## Given exercise
Write out every entry exactly as it appears.
[BEGIN Source records]
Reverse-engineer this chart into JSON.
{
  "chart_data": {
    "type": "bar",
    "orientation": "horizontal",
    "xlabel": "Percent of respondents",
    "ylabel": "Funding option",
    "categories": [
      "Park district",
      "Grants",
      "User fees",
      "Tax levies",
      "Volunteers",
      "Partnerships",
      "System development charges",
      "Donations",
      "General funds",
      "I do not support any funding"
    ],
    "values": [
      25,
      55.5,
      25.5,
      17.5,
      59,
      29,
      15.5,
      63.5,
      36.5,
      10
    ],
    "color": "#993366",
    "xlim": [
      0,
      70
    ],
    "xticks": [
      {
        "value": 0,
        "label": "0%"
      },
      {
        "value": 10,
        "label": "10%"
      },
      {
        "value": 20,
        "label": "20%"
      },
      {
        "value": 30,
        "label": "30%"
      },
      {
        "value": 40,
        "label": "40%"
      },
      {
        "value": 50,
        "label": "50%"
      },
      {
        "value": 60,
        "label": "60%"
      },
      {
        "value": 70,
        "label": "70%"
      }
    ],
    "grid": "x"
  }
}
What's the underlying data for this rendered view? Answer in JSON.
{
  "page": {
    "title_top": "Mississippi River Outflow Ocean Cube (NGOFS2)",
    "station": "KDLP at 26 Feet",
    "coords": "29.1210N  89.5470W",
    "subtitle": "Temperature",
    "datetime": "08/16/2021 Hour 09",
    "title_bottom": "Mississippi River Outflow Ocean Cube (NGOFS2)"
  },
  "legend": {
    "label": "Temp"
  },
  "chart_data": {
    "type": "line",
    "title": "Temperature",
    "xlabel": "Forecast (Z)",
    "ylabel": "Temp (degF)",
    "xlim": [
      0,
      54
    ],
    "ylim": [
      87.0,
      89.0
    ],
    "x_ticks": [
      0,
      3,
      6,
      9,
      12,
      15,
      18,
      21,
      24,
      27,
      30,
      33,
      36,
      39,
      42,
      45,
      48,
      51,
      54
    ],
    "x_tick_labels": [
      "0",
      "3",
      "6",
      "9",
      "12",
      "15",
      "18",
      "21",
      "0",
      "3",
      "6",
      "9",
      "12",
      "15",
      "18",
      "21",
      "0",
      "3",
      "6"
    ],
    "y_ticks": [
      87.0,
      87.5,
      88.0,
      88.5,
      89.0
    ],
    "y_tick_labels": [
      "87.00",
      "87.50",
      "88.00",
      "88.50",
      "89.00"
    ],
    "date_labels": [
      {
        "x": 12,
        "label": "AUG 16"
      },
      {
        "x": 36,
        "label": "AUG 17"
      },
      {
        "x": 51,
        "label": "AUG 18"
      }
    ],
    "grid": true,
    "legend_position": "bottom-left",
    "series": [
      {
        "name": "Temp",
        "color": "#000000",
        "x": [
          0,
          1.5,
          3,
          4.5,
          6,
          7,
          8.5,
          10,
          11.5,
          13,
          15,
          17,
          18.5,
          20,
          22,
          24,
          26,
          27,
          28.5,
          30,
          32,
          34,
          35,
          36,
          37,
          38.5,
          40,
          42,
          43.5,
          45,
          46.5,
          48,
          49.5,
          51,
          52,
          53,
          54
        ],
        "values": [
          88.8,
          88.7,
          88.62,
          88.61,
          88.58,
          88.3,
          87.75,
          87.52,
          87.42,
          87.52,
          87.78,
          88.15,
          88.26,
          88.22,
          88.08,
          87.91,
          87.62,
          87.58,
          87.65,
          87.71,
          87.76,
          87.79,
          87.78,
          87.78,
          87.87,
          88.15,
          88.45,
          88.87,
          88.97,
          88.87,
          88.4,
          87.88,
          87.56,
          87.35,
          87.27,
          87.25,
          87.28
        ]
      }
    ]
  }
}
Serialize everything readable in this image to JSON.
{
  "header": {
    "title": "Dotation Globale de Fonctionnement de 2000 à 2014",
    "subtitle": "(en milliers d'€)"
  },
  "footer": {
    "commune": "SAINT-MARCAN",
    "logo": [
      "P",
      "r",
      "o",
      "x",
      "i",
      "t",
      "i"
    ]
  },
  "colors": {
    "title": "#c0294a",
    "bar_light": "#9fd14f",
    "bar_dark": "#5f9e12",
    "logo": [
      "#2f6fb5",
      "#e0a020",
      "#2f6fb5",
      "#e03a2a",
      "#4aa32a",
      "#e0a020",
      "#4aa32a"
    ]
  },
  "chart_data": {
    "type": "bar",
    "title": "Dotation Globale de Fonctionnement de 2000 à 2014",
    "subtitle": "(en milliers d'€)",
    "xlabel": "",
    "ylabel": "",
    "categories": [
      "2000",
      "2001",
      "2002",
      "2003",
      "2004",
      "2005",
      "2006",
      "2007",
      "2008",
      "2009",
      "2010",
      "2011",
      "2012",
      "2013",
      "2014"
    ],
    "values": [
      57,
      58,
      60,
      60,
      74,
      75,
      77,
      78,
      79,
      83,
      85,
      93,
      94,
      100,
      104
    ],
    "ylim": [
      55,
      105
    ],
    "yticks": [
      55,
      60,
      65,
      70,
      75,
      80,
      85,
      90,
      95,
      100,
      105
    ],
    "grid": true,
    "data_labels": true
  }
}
[END Source records]
## The completed task
Reverse-engineer this chart into JSON.
{
  "chart_data": {
    "type": "bar",
    "orientation": "horizontal",
    "xlabel": "Percent of respondents",
    "ylabel": "Funding option",
    "categories": [
      "Park district",
      "Grants",
      "User fees",
      "Tax levies",
      "Volunteers",
      "Partnerships",
      "System development charges",
      "Donations",
      "General funds",
      "I do not support any funding"
    ],
    "values": [
      25,
      55.5,
      25.5,
      17.5,
      59,
      29,
      15.5,
      63.5,
      36.5,
      10
    ],
    "color": "#993366",
    "xlim": [
      0,
      70
    ],
    "xticks": [
      {
        "value": 0,
        "label": "0%"
      },
      {
        "value": 10,
        "label": "10%"
      },
      {
        "value": 20,
        "label": "20%"
      },
      {
        "value": 30,
        "label": "30%"
      },
      {
        "value": 40,
        "label": "40%"
      },
      {
        "value": 50,
        "label": "50%"
      },
      {
        "value": 60,
        "label": "60%"
      },
      {
        "value": 70,
        "label": "70%"
      }
    ],
    "grid": "x"
  }
}
What's the underlying data for this rendered view? Answer in JSON.
{
  "page": {
    "title_top": "Mississippi River Outflow Ocean Cube (NGOFS2)",
    "station": "KDLP at 26 Feet",
    "coords": "29.1210N  89.5470W",
    "subtitle": "Temperature",
    "datetime": "08/16/2021 Hour 09",
    "title_bottom": "Mississippi River Outflow Ocean Cube (NGOFS2)"
  },
  "legend": {
    "label": "Temp"
  },
  "chart_data": {
    "type": "line",
    "title": "Temperature",
    "xlabel": "Forecast (Z)",
    "ylabel": "Temp (degF)",
    "xlim": [
      0,
      54
    ],
    "ylim": [
      87.0,
      89.0
    ],
    "x_ticks": [
      0,
      3,
      6,
      9,
      12,
      15,
      18,
      21,
      24,
      27,
      30,
      33,
      36,
      39,
      42,
      45,
      48,
      51,
      54
    ],
    "x_tick_labels": [
      "0",
      "3",
      "6",
      "9",
      "12",
      "15",
      "18",
      "21",
      "0",
      "3",
      "6",
      "9",
      "12",
      "15",
      "18",
      "21",
      "0",
      "3",
      "6"
    ],
    "y_ticks": [
      87.0,
      87.5,
      88.0,
      88.5,
      89.0
    ],
    "y_tick_labels": [
      "87.00",
      "87.50",
      "88.00",
      "88.50",
      "89.00"
    ],
    "date_labels": [
      {
        "x": 12,
        "label": "AUG 16"
      },
      {
        "x": 36,
        "label": "AUG 17"
      },
      {
        "x": 51,
        "label": "AUG 18"
      }
    ],
    "grid": true,
    "legend_position": "bottom-left",
    "series": [
      {
        "name": "Temp",
        "color": "#000000",
        "x": [
          0,
          1.5,
          3,
          4.5,
          6,
          7,
          8.5,
          10,
          11.5,
          13,
          15,
          17,
          18.5,
          20,
          22,
          24,
          26,
          27,
          28.5,
          30,
          32,
          34,
          35,
          36,
          37,
          38.5,
          40,
          42,
          43.5,
          45,
          46.5,
          48,
          49.5,
          51,
          52,
          53,
          54
        ],
        "values": [
          88.8,
          88.7,
          88.62,
          88.61,
          88.58,
          88.3,
          87.75,
          87.52,
          87.42,
          87.52,
          87.78,
          88.15,
          88.26,
          88.22,
          88.08,
          87.91,
          87.62,
          87.58,
          87.65,
          87.71,
          87.76,
          87.79,
          87.78,
          87.78,
          87.87,
          88.15,
          88.45,
          88.87,
          88.97,
          88.87,
          88.4,
          87.88,
          87.56,
          87.35,
          87.27,
          87.25,
          87.28
        ]
      }
    ]
  }
}
Serialize everything readable in this image to JSON.
{
  "header": {
    "title": "Dotation Globale de Fonctionnement de 2000 à 2014",
    "subtitle": "(en milliers d'€)"
  },
  "footer": {
    "commune": "SAINT-MARCAN",
    "logo": [
      "P",
      "r",
      "o",
      "x",
      "i",
      "t",
      "i"
    ]
  },
  "colors": {
    "title": "#c0294a",
    "bar_light": "#9fd14f",
    "bar_dark": "#5f9e12",
    "logo": [
      "#2f6fb5",
      "#e0a020",
      "#2f6fb5",
      "#e03a2a",
      "#4aa32a",
      "#e0a020",
      "#4aa32a"
    ]
  },
  "chart_data": {
    "type": "bar",
    "title": "Dotation Globale de Fonctionnement de 2000 à 2014",
    "subtitle": "(en milliers d'€)",
    "xlabel": "",
    "ylabel": "",
    "categories": [
      "2000",
      "2001",
      "2002",
      "2003",
      "2004",
      "2005",
      "2006",
      "2007",
      "2008",
      "2009",
      "2010",
      "2011",
      "2012",
      "2013",
      "2014"
    ],
    "values": [
      57,
      58,
      60,
      60,
      74,
      75,
      77,
      78,
      79,
      83,
      85,
      93,
      94,
      100,
      104
    ],
    "ylim": [
      55,
      105
    ],
    "yticks": [
      55,
      60,
      65,
      70,
      75,
      80,
      85,
      90,
      95,
      100,
      105
    ],
    "grid": true,
    "data_labels": true
  }
}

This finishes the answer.